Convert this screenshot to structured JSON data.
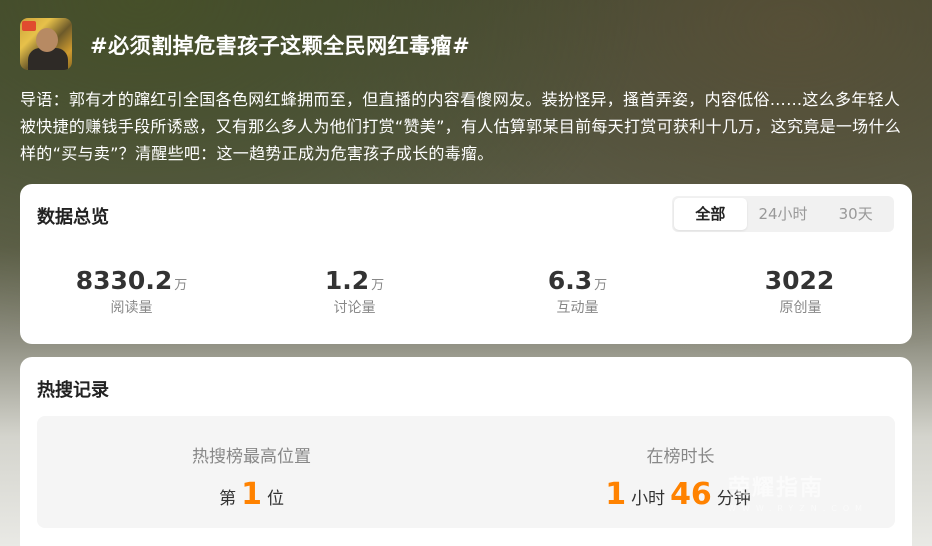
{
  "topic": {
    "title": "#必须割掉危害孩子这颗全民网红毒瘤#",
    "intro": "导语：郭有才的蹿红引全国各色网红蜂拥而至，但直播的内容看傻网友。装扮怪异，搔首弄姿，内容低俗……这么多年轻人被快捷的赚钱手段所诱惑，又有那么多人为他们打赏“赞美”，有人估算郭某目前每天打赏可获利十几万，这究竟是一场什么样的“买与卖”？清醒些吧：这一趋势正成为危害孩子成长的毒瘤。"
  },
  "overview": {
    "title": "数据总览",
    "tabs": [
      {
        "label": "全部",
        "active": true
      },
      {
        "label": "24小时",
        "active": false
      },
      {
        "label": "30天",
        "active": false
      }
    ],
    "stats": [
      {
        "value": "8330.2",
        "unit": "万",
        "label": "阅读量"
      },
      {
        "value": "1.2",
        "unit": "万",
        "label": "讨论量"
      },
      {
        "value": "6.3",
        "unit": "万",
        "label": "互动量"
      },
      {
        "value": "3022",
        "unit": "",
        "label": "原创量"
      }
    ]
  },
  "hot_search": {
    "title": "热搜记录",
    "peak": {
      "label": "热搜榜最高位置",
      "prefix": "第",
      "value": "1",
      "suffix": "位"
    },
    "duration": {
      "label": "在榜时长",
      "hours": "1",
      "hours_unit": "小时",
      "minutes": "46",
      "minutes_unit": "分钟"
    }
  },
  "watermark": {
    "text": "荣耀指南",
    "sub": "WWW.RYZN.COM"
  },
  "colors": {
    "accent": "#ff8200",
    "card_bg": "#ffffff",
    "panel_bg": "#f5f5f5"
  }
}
==*==
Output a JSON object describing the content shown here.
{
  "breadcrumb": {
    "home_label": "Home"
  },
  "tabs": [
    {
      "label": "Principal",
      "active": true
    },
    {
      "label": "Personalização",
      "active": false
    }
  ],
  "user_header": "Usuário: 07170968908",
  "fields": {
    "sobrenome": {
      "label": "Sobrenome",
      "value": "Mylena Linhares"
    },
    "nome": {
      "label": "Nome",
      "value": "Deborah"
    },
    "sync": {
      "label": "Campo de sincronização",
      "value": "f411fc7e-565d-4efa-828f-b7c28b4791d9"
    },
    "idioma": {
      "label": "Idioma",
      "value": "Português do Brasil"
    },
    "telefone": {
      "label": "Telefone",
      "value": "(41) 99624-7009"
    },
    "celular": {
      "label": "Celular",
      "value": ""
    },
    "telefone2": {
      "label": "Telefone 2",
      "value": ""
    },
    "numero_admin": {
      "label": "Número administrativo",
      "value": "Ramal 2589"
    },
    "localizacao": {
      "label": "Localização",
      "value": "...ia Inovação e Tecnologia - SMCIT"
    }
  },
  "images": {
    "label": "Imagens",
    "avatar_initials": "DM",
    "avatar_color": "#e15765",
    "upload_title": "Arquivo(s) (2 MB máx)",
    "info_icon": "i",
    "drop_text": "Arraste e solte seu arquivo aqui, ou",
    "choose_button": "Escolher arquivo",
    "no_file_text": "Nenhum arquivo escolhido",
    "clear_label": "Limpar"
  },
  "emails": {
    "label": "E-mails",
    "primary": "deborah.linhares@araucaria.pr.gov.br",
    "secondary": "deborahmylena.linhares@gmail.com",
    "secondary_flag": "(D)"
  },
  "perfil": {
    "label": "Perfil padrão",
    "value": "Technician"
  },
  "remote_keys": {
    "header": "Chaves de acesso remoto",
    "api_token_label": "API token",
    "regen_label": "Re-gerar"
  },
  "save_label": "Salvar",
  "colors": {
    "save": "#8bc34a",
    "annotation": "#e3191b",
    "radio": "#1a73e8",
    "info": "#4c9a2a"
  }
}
==*==
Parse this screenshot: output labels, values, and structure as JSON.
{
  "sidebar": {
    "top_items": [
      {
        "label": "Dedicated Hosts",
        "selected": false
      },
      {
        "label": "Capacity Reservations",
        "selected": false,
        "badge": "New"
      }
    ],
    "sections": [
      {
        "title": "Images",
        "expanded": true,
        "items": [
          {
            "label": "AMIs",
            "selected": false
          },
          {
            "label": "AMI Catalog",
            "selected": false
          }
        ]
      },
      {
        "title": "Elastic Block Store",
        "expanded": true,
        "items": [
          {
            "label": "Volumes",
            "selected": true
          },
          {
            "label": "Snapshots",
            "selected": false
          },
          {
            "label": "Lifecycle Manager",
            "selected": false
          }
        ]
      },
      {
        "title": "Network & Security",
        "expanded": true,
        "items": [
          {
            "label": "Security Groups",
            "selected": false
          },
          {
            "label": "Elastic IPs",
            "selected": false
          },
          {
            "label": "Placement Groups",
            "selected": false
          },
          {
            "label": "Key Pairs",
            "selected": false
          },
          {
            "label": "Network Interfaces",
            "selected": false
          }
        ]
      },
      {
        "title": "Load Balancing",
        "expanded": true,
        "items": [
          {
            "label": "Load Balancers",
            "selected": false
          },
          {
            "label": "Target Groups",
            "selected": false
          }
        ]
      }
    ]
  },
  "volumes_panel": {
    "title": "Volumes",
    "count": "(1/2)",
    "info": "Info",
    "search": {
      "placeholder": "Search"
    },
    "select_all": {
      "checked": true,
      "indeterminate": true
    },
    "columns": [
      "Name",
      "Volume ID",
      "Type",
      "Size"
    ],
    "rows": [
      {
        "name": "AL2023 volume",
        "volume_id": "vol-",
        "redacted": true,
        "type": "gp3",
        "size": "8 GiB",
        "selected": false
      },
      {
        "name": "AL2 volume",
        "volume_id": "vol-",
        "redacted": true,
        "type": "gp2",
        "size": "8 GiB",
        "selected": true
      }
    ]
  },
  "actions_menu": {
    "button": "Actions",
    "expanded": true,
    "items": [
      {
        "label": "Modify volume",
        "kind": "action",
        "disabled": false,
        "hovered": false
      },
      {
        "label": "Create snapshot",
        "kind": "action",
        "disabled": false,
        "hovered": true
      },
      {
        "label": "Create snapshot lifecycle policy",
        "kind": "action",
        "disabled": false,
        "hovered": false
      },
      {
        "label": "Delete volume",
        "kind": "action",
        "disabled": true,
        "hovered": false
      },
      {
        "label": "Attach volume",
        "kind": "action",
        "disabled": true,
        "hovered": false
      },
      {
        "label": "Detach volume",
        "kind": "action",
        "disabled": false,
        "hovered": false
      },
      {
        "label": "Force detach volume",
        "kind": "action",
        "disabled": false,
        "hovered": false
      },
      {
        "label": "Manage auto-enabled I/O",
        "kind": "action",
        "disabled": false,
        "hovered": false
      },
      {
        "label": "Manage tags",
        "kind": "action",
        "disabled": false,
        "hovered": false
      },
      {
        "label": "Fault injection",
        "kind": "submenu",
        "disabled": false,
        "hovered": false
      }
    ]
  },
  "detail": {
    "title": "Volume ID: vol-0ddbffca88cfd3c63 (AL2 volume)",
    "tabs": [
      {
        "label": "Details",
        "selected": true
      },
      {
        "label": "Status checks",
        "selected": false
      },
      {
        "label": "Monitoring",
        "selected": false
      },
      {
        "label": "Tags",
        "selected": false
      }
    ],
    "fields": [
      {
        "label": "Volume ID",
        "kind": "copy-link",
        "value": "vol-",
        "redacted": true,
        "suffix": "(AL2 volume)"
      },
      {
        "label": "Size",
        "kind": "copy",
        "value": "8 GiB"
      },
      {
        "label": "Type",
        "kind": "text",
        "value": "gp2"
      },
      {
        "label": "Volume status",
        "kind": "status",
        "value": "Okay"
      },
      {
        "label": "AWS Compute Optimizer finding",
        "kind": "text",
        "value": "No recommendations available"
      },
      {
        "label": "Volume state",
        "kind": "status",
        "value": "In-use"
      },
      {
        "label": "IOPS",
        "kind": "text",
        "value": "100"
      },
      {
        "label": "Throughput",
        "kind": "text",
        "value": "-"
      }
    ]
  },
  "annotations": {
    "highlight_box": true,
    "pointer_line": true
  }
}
==*==
GIVEN REQUEST:
Report the number of lines in the listing that include the string "Security"; give nothing but the number.

WRITTEN ANSWER:
2